§ What is expected
Would it be possible to write out each entry below exactly, without the pictures?

§ Data
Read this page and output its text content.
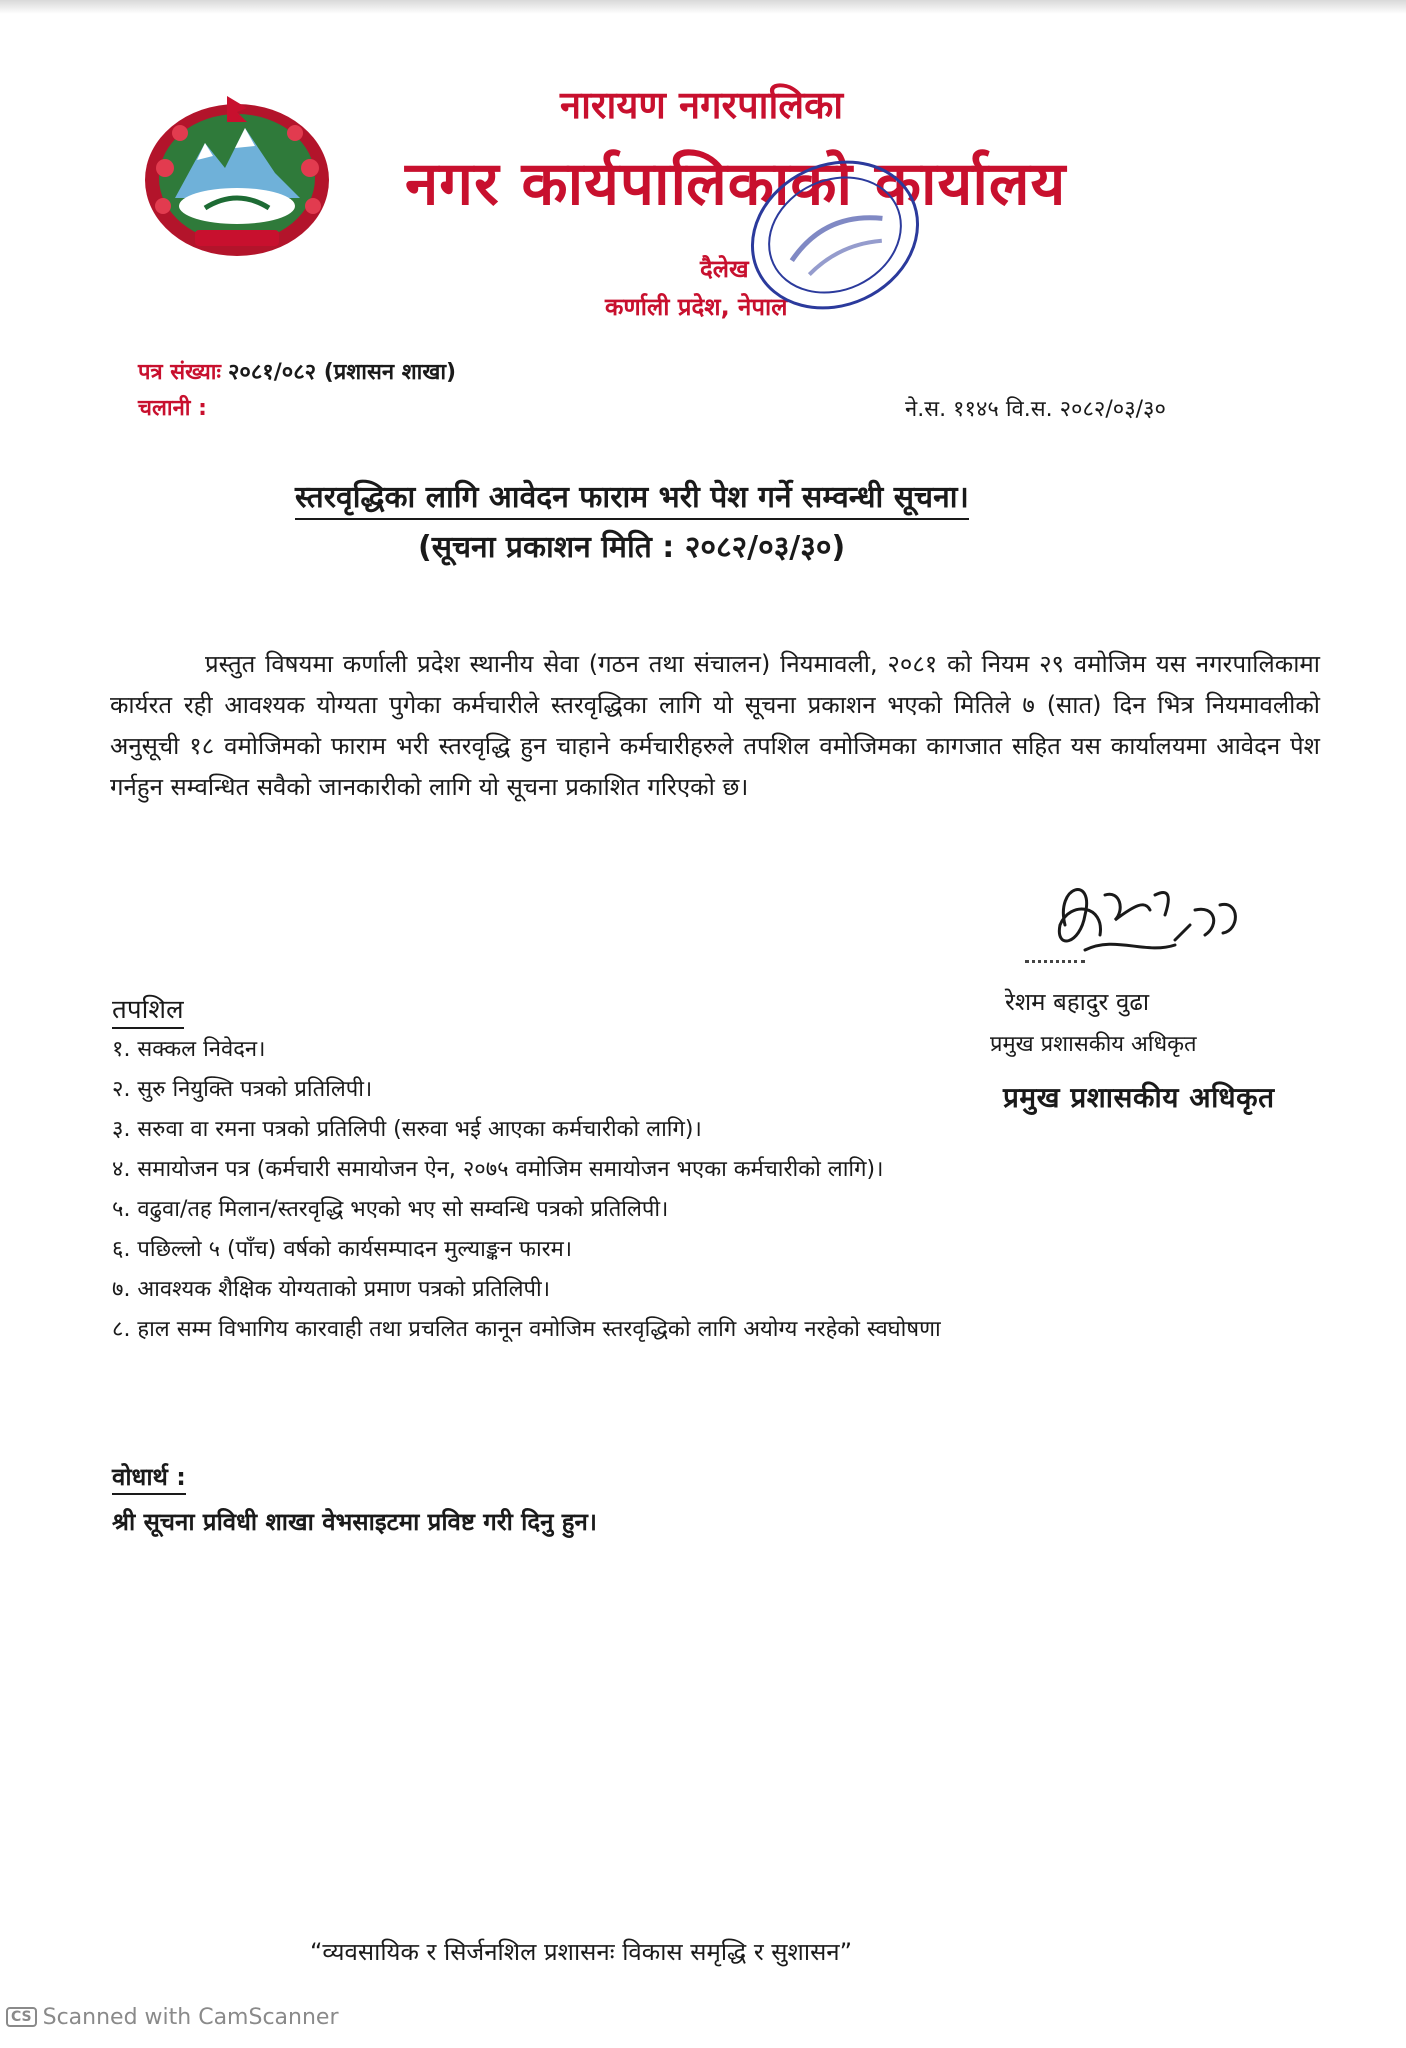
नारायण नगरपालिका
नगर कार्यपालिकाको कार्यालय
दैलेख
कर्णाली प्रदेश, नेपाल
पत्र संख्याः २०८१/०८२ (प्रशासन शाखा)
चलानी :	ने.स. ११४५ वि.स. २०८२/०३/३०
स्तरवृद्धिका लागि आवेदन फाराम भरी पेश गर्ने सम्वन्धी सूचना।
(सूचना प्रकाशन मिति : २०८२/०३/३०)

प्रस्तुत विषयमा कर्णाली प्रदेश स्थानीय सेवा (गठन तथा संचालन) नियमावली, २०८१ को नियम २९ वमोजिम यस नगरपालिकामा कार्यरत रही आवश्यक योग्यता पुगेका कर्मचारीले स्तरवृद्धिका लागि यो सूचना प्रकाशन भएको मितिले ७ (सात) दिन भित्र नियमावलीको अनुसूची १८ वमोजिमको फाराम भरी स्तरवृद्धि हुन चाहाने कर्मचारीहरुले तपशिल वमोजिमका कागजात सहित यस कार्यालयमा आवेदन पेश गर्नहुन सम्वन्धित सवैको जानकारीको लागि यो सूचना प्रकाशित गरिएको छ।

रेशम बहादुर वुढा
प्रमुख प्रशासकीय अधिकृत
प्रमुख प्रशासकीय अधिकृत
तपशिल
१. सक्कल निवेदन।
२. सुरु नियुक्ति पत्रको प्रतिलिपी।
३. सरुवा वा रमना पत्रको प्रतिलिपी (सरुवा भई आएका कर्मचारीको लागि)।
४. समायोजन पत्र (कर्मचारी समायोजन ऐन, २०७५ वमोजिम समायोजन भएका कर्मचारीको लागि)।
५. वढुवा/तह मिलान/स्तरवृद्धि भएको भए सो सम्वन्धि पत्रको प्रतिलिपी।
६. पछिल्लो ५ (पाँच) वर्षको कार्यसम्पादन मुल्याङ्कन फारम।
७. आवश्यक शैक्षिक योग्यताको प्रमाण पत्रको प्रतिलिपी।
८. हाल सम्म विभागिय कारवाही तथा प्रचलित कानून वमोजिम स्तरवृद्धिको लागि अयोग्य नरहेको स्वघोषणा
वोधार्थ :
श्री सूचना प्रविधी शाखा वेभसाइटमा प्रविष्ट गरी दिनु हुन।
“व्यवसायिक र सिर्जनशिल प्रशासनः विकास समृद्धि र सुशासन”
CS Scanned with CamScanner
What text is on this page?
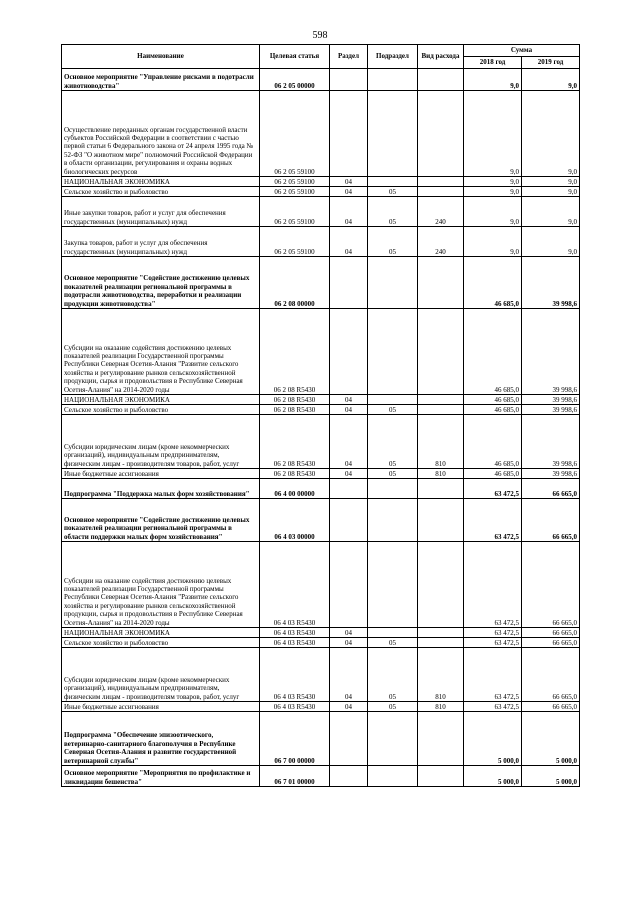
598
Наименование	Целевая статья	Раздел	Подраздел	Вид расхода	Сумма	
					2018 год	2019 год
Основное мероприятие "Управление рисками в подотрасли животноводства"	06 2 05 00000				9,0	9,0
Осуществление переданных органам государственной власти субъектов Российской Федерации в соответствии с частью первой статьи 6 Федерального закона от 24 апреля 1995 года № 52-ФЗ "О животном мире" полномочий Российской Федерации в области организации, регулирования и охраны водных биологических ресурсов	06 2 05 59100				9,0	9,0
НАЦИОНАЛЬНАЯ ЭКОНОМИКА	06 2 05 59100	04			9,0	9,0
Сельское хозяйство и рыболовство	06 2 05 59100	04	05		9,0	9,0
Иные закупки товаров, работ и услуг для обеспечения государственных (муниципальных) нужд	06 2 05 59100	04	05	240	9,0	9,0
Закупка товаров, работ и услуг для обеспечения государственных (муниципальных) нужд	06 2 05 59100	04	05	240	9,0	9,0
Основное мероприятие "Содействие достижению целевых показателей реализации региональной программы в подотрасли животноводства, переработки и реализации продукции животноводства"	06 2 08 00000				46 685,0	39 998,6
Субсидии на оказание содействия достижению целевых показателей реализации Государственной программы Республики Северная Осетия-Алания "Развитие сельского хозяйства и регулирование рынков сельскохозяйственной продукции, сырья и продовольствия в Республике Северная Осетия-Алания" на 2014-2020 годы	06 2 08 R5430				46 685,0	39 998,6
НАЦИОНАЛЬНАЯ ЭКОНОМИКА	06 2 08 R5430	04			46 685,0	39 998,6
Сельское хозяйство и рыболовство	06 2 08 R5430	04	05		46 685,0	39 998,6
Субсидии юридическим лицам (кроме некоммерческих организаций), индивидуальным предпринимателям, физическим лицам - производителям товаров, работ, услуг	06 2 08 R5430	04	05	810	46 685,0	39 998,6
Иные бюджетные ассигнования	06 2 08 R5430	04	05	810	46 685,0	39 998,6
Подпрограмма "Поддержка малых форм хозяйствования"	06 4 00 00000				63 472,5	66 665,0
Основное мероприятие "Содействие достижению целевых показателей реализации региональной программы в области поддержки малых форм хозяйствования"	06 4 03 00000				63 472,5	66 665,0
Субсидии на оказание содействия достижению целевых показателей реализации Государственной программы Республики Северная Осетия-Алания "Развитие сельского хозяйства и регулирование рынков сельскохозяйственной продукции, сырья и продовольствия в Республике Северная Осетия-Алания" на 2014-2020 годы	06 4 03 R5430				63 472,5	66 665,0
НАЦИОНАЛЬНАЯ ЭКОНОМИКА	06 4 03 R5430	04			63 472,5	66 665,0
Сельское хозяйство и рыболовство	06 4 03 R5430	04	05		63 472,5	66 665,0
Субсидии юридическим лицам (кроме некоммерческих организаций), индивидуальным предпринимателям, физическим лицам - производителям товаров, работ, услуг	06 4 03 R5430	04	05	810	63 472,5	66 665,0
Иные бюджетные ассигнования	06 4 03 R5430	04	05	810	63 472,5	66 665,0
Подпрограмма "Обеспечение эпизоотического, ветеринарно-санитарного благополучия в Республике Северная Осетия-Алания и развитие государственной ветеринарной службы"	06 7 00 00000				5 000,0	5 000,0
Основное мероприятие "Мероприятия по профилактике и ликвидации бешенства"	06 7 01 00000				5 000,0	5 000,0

§ Exercise output
Read this page and output its text content.
नारायण नगरपालिका
नगर कार्यपालिकाको कार्यालय
दैलेख
कर्णाली प्रदेश, नेपाल
पत्र संख्याः २०८१/०८२ (प्रशासन शाखा)
चलानी :	ने.स. ११४५ वि.स. २०८२/०३/३०
स्तरवृद्धिका लागि आवेदन फाराम भरी पेश गर्ने सम्वन्धी सूचना।
(सूचना प्रकाशन मिति : २०८२/०३/३०)

प्रस्तुत विषयमा कर्णाली प्रदेश स्थानीय सेवा (गठन तथा संचालन) नियमावली, २०८१ को नियम २९ वमोजिम यस नगरपालिकामा कार्यरत रही आवश्यक योग्यता पुगेका कर्मचारीले स्तरवृद्धिका लागि यो सूचना प्रकाशन भएको मितिले ७ (सात) दिन भित्र नियमावलीको अनुसूची १८ वमोजिमको फाराम भरी स्तरवृद्धि हुन चाहाने कर्मचारीहरुले तपशिल वमोजिमका कागजात सहित यस कार्यालयमा आवेदन पेश गर्नहुन सम्वन्धित सवैको जानकारीको लागि यो सूचना प्रकाशित गरिएको छ।

रेशम बहादुर वुढा
प्रमुख प्रशासकीय अधिकृत
प्रमुख प्रशासकीय अधिकृत
तपशिल
१. सक्कल निवेदन।
२. सुरु नियुक्ति पत्रको प्रतिलिपी।
३. सरुवा वा रमना पत्रको प्रतिलिपी (सरुवा भई आएका कर्मचारीको लागि)।
४. समायोजन पत्र (कर्मचारी समायोजन ऐन, २०७५ वमोजिम समायोजन भएका कर्मचारीको लागि)।
५. वढुवा/तह मिलान/स्तरवृद्धि भएको भए सो सम्वन्धि पत्रको प्रतिलिपी।
६. पछिल्लो ५ (पाँच) वर्षको कार्यसम्पादन मुल्याङ्कन फारम।
७. आवश्यक शैक्षिक योग्यताको प्रमाण पत्रको प्रतिलिपी।
८. हाल सम्म विभागिय कारवाही तथा प्रचलित कानून वमोजिम स्तरवृद्धिको लागि अयोग्य नरहेको स्वघोषणा
वोधार्थ :
श्री सूचना प्रविधी शाखा वेभसाइटमा प्रविष्ट गरी दिनु हुन।
“व्यवसायिक र सिर्जनशिल प्रशासनः विकास समृद्धि र सुशासन”
CS Scanned with CamScanner
What text is on this page?
598
Наименование	Целевая статья	Раздел	Подраздел	Вид расхода	Сумма	
					2018 год	2019 год
Основное мероприятие "Управление рисками в подотрасли животноводства"	06 2 05 00000				9,0	9,0
Осуществление переданных органам государственной власти субъектов Российской Федерации в соответствии с частью первой статьи 6 Федерального закона от 24 апреля 1995 года № 52-ФЗ "О животном мире" полномочий Российской Федерации в области организации, регулирования и охраны водных биологических ресурсов	06 2 05 59100				9,0	9,0
НАЦИОНАЛЬНАЯ ЭКОНОМИКА	06 2 05 59100	04			9,0	9,0
Сельское хозяйство и рыболовство	06 2 05 59100	04	05		9,0	9,0
Иные закупки товаров, работ и услуг для обеспечения государственных (муниципальных) нужд	06 2 05 59100	04	05	240	9,0	9,0
Закупка товаров, работ и услуг для обеспечения государственных (муниципальных) нужд	06 2 05 59100	04	05	240	9,0	9,0
Основное мероприятие "Содействие достижению целевых показателей реализации региональной программы в подотрасли животноводства, переработки и реализации продукции животноводства"	06 2 08 00000				46 685,0	39 998,6
Субсидии на оказание содействия достижению целевых показателей реализации Государственной программы Республики Северная Осетия-Алания "Развитие сельского хозяйства и регулирование рынков сельскохозяйственной продукции, сырья и продовольствия в Республике Северная Осетия-Алания" на 2014-2020 годы	06 2 08 R5430				46 685,0	39 998,6
НАЦИОНАЛЬНАЯ ЭКОНОМИКА	06 2 08 R5430	04			46 685,0	39 998,6
Сельское хозяйство и рыболовство	06 2 08 R5430	04	05		46 685,0	39 998,6
Субсидии юридическим лицам (кроме некоммерческих организаций), индивидуальным предпринимателям, физическим лицам - производителям товаров, работ, услуг	06 2 08 R5430	04	05	810	46 685,0	39 998,6
Иные бюджетные ассигнования	06 2 08 R5430	04	05	810	46 685,0	39 998,6
Подпрограмма "Поддержка малых форм хозяйствования"	06 4 00 00000				63 472,5	66 665,0
Основное мероприятие "Содействие достижению целевых показателей реализации региональной программы в области поддержки малых форм хозяйствования"	06 4 03 00000				63 472,5	66 665,0
Субсидии на оказание содействия достижению целевых показателей реализации Государственной программы Республики Северная Осетия-Алания "Развитие сельского хозяйства и регулирование рынков сельскохозяйственной продукции, сырья и продовольствия в Республике Северная Осетия-Алания" на 2014-2020 годы	06 4 03 R5430				63 472,5	66 665,0
НАЦИОНАЛЬНАЯ ЭКОНОМИКА	06 4 03 R5430	04			63 472,5	66 665,0
Сельское хозяйство и рыболовство	06 4 03 R5430	04	05		63 472,5	66 665,0
Субсидии юридическим лицам (кроме некоммерческих организаций), индивидуальным предпринимателям, физическим лицам - производителям товаров, работ, услуг	06 4 03 R5430	04	05	810	63 472,5	66 665,0
Иные бюджетные ассигнования	06 4 03 R5430	04	05	810	63 472,5	66 665,0
Подпрограмма "Обеспечение эпизоотического, ветеринарно-санитарного благополучия в Республике Северная Осетия-Алания и развитие государственной ветеринарной службы"	06 7 00 00000				5 000,0	5 000,0
Основное мероприятие "Мероприятия по профилактике и ликвидации бешенства"	06 7 01 00000				5 000,0	5 000,0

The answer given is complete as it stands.